= What you should do =
Skip any picture you find and retype all the remaining lines exactly.

= Supplied entries =

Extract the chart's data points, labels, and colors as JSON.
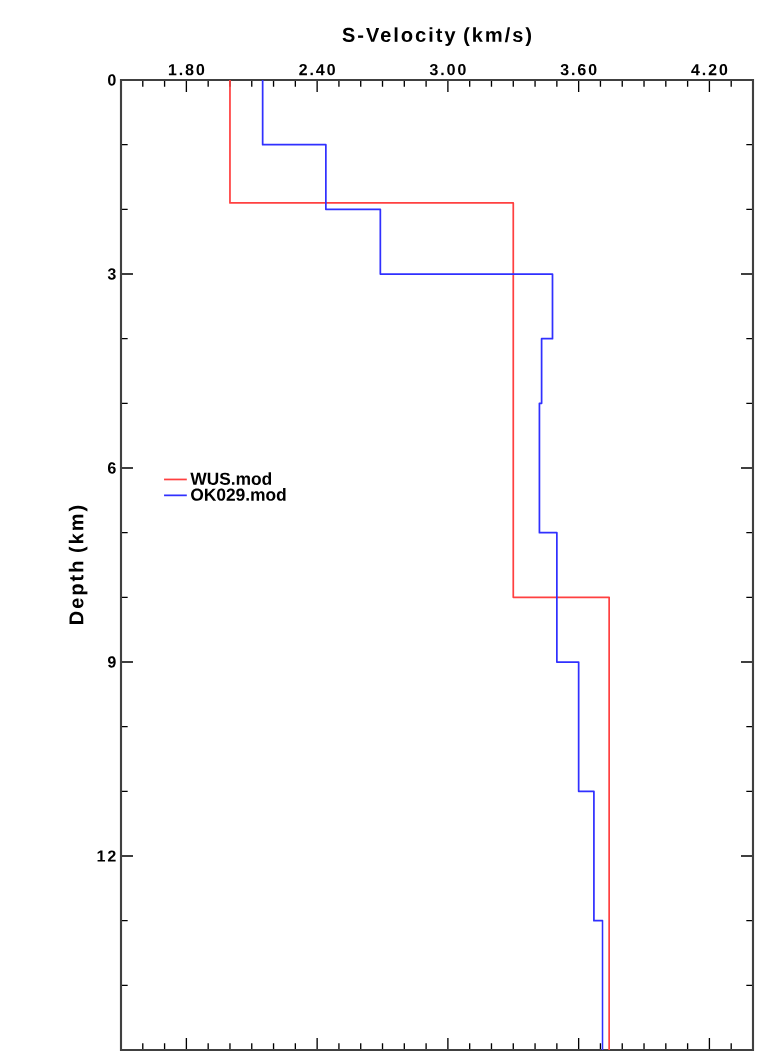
{
  "chart_data": {
    "type": "line",
    "xlabel": "S-Velocity (km/s)",
    "ylabel": "Depth (km)",
    "xlim": [
      1.5,
      4.4
    ],
    "ylim": [
      15,
      0
    ],
    "xticks": [
      {
        "value": 1.6,
        "label": null
      },
      {
        "value": 1.7,
        "label": null
      },
      {
        "value": 1.8,
        "label": "1.80"
      },
      {
        "value": 1.9,
        "label": null
      },
      {
        "value": 2.0,
        "label": null
      },
      {
        "value": 2.1,
        "label": null
      },
      {
        "value": 2.2,
        "label": null
      },
      {
        "value": 2.3,
        "label": null
      },
      {
        "value": 2.4,
        "label": "2.40"
      },
      {
        "value": 2.5,
        "label": null
      },
      {
        "value": 2.6,
        "label": null
      },
      {
        "value": 2.7,
        "label": null
      },
      {
        "value": 2.8,
        "label": null
      },
      {
        "value": 2.9,
        "label": null
      },
      {
        "value": 3.0,
        "label": "3.00"
      },
      {
        "value": 3.1,
        "label": null
      },
      {
        "value": 3.2,
        "label": null
      },
      {
        "value": 3.3,
        "label": null
      },
      {
        "value": 3.4,
        "label": null
      },
      {
        "value": 3.5,
        "label": null
      },
      {
        "value": 3.6,
        "label": "3.60"
      },
      {
        "value": 3.7,
        "label": null
      },
      {
        "value": 3.8,
        "label": null
      },
      {
        "value": 3.9,
        "label": null
      },
      {
        "value": 4.0,
        "label": null
      },
      {
        "value": 4.1,
        "label": null
      },
      {
        "value": 4.2,
        "label": "4.20"
      },
      {
        "value": 4.3,
        "label": null
      }
    ],
    "yticks": [
      0,
      {
        "value": 1,
        "label": null
      },
      {
        "value": 2,
        "label": null
      },
      3,
      {
        "value": 4,
        "label": null
      },
      {
        "value": 5,
        "label": null
      },
      6,
      {
        "value": 7,
        "label": null
      },
      {
        "value": 8,
        "label": null
      },
      9,
      {
        "value": 10,
        "label": null
      },
      {
        "value": 11,
        "label": null
      },
      12,
      {
        "value": 13,
        "label": null
      },
      {
        "value": 14,
        "label": null
      }
    ],
    "legend": "left",
    "grid": false,
    "marker": "none",
    "line_style": "solid",
    "series": [
      {
        "name": "WUS.mod",
        "color": "#ff4040",
        "x": [
          2.0,
          2.0,
          3.3,
          3.3,
          3.74,
          3.74
        ],
        "values": [
          0,
          1.9,
          1.9,
          8,
          8,
          15
        ]
      },
      {
        "name": "OK029.mod",
        "color": "#3030ff",
        "x": [
          2.15,
          2.15,
          2.44,
          2.44,
          2.69,
          2.69,
          3.48,
          3.48,
          3.43,
          3.43,
          3.42,
          3.42,
          3.5,
          3.5,
          3.6,
          3.6,
          3.67,
          3.67,
          3.71,
          3.71
        ],
        "values": [
          0,
          1,
          1,
          2,
          2,
          3,
          3,
          4,
          4,
          5,
          5,
          7,
          7,
          9,
          9,
          11,
          11,
          13,
          13,
          15
        ]
      }
    ]
  }
}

= Result below =
Extract the chart's data points, labels, and colors as JSON.
{
  "chart_data": {
    "type": "line",
    "xlabel": "S-Velocity (km/s)",
    "ylabel": "Depth (km)",
    "xlim": [
      1.5,
      4.4
    ],
    "ylim": [
      15,
      0
    ],
    "xticks": [
      {
        "value": 1.6,
        "label": null
      },
      {
        "value": 1.7,
        "label": null
      },
      {
        "value": 1.8,
        "label": "1.80"
      },
      {
        "value": 1.9,
        "label": null
      },
      {
        "value": 2.0,
        "label": null
      },
      {
        "value": 2.1,
        "label": null
      },
      {
        "value": 2.2,
        "label": null
      },
      {
        "value": 2.3,
        "label": null
      },
      {
        "value": 2.4,
        "label": "2.40"
      },
      {
        "value": 2.5,
        "label": null
      },
      {
        "value": 2.6,
        "label": null
      },
      {
        "value": 2.7,
        "label": null
      },
      {
        "value": 2.8,
        "label": null
      },
      {
        "value": 2.9,
        "label": null
      },
      {
        "value": 3.0,
        "label": "3.00"
      },
      {
        "value": 3.1,
        "label": null
      },
      {
        "value": 3.2,
        "label": null
      },
      {
        "value": 3.3,
        "label": null
      },
      {
        "value": 3.4,
        "label": null
      },
      {
        "value": 3.5,
        "label": null
      },
      {
        "value": 3.6,
        "label": "3.60"
      },
      {
        "value": 3.7,
        "label": null
      },
      {
        "value": 3.8,
        "label": null
      },
      {
        "value": 3.9,
        "label": null
      },
      {
        "value": 4.0,
        "label": null
      },
      {
        "value": 4.1,
        "label": null
      },
      {
        "value": 4.2,
        "label": "4.20"
      },
      {
        "value": 4.3,
        "label": null
      }
    ],
    "yticks": [
      0,
      {
        "value": 1,
        "label": null
      },
      {
        "value": 2,
        "label": null
      },
      3,
      {
        "value": 4,
        "label": null
      },
      {
        "value": 5,
        "label": null
      },
      6,
      {
        "value": 7,
        "label": null
      },
      {
        "value": 8,
        "label": null
      },
      9,
      {
        "value": 10,
        "label": null
      },
      {
        "value": 11,
        "label": null
      },
      12,
      {
        "value": 13,
        "label": null
      },
      {
        "value": 14,
        "label": null
      }
    ],
    "legend": "left",
    "grid": false,
    "marker": "none",
    "line_style": "solid",
    "series": [
      {
        "name": "WUS.mod",
        "color": "#ff4040",
        "x": [
          2.0,
          2.0,
          3.3,
          3.3,
          3.74,
          3.74
        ],
        "values": [
          0,
          1.9,
          1.9,
          8,
          8,
          15
        ]
      },
      {
        "name": "OK029.mod",
        "color": "#3030ff",
        "x": [
          2.15,
          2.15,
          2.44,
          2.44,
          2.69,
          2.69,
          3.48,
          3.48,
          3.43,
          3.43,
          3.42,
          3.42,
          3.5,
          3.5,
          3.6,
          3.6,
          3.67,
          3.67,
          3.71,
          3.71
        ],
        "values": [
          0,
          1,
          1,
          2,
          2,
          3,
          3,
          4,
          4,
          5,
          5,
          7,
          7,
          9,
          9,
          11,
          11,
          13,
          13,
          15
        ]
      }
    ]
  }
}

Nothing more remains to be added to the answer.